> _Short task_: Return all of the data exactly as written, without the pictures.

··· Material for this exercise ···

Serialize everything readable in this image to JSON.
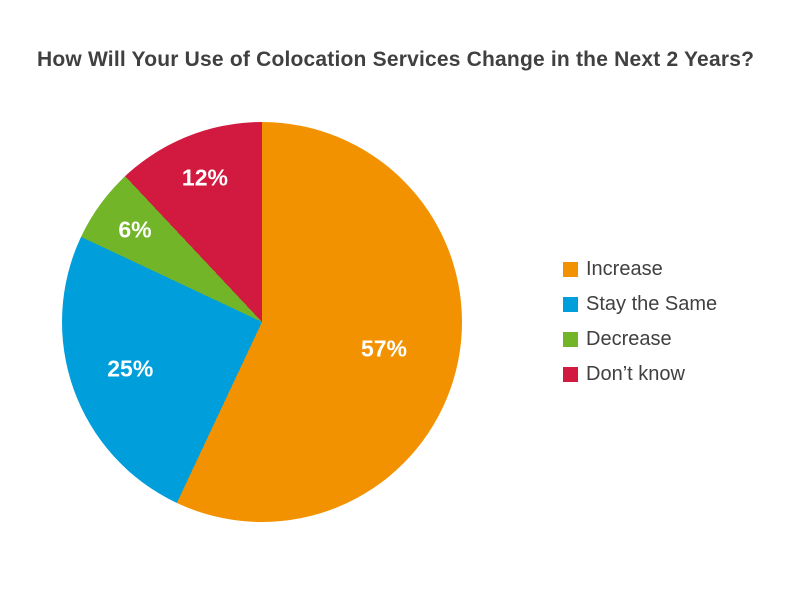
{
  "title": "How Will Your Use of Colocation Services Change in the Next 2 Years?",
  "chart_data": {
    "type": "pie",
    "title": "How Will Your Use of Colocation Services Change in the Next 2 Years?",
    "start_angle_deg": 0,
    "direction": "clockwise",
    "legend_position": "right",
    "slices": [
      {
        "name": "Increase",
        "value": 57,
        "label": "57%",
        "color": "#F39200"
      },
      {
        "name": "Stay the Same",
        "value": 25,
        "label": "25%",
        "color": "#009FDB"
      },
      {
        "name": "Decrease",
        "value": 6,
        "label": "6%",
        "color": "#72B529"
      },
      {
        "name": "Don’t know",
        "value": 12,
        "label": "12%",
        "color": "#D2193F"
      }
    ]
  },
  "legend": {
    "items": [
      {
        "label": "Increase",
        "color": "#F39200"
      },
      {
        "label": "Stay the Same",
        "color": "#009FDB"
      },
      {
        "label": "Decrease",
        "color": "#72B529"
      },
      {
        "label": "Don’t know",
        "color": "#D2193F"
      }
    ]
  },
  "colors": {
    "title_text": "#404040",
    "legend_text": "#404040",
    "slice_label_text": "#FFFFFF",
    "background": "#FFFFFF"
  }
}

···

> _Answer_:
Serialize everything readable in this image to JSON.
{
  "title": "How Will Your Use of Colocation Services Change in the Next 2 Years?",
  "chart_data": {
    "type": "pie",
    "title": "How Will Your Use of Colocation Services Change in the Next 2 Years?",
    "start_angle_deg": 0,
    "direction": "clockwise",
    "legend_position": "right",
    "slices": [
      {
        "name": "Increase",
        "value": 57,
        "label": "57%",
        "color": "#F39200"
      },
      {
        "name": "Stay the Same",
        "value": 25,
        "label": "25%",
        "color": "#009FDB"
      },
      {
        "name": "Decrease",
        "value": 6,
        "label": "6%",
        "color": "#72B529"
      },
      {
        "name": "Don’t know",
        "value": 12,
        "label": "12%",
        "color": "#D2193F"
      }
    ]
  },
  "legend": {
    "items": [
      {
        "label": "Increase",
        "color": "#F39200"
      },
      {
        "label": "Stay the Same",
        "color": "#009FDB"
      },
      {
        "label": "Decrease",
        "color": "#72B529"
      },
      {
        "label": "Don’t know",
        "color": "#D2193F"
      }
    ]
  },
  "colors": {
    "title_text": "#404040",
    "legend_text": "#404040",
    "slice_label_text": "#FFFFFF",
    "background": "#FFFFFF"
  }
}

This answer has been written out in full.